Extract all of the entries and give them again, word for word.

(Collected data)
┄┄┄┄┄┄┄┄┄┄

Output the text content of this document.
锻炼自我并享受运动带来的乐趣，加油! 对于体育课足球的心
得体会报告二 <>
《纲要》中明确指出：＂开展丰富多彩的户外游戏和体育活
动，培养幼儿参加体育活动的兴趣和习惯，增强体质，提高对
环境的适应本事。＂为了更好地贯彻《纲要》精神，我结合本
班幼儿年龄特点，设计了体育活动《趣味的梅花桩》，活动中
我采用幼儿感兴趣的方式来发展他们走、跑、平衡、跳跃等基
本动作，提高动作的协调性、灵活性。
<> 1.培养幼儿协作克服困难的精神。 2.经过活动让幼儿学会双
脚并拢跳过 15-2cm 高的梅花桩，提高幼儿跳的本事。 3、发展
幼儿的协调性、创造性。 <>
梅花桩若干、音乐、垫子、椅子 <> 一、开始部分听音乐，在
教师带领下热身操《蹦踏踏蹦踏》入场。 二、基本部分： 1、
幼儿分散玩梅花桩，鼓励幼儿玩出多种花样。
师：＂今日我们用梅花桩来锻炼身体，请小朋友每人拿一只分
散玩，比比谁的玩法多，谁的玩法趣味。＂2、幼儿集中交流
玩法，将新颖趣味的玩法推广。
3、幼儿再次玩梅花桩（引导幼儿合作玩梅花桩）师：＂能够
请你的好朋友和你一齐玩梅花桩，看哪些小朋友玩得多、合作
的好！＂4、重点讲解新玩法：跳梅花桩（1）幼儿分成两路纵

┄┄┄┄┄┄┄┄┄┄

## Task solution
Output the text content of this document.
锻炼自我并享受运动带来的乐趣，加油! 对于体育课足球的心
得体会报告二 <>
《纲要》中明确指出：＂开展丰富多彩的户外游戏和体育活
动，培养幼儿参加体育活动的兴趣和习惯，增强体质，提高对
环境的适应本事。＂为了更好地贯彻《纲要》精神，我结合本
班幼儿年龄特点，设计了体育活动《趣味的梅花桩》，活动中
我采用幼儿感兴趣的方式来发展他们走、跑、平衡、跳跃等基
本动作，提高动作的协调性、灵活性。
<> 1.培养幼儿协作克服困难的精神。 2.经过活动让幼儿学会双
脚并拢跳过 15-2cm 高的梅花桩，提高幼儿跳的本事。 3、发展
幼儿的协调性、创造性。 <>
梅花桩若干、音乐、垫子、椅子 <> 一、开始部分听音乐，在
教师带领下热身操《蹦踏踏蹦踏》入场。 二、基本部分： 1、
幼儿分散玩梅花桩，鼓励幼儿玩出多种花样。
师：＂今日我们用梅花桩来锻炼身体，请小朋友每人拿一只分
散玩，比比谁的玩法多，谁的玩法趣味。＂2、幼儿集中交流
玩法，将新颖趣味的玩法推广。
3、幼儿再次玩梅花桩（引导幼儿合作玩梅花桩）师：＂能够
请你的好朋友和你一齐玩梅花桩，看哪些小朋友玩得多、合作
的好！＂4、重点讲解新玩法：跳梅花桩（1）幼儿分成两路纵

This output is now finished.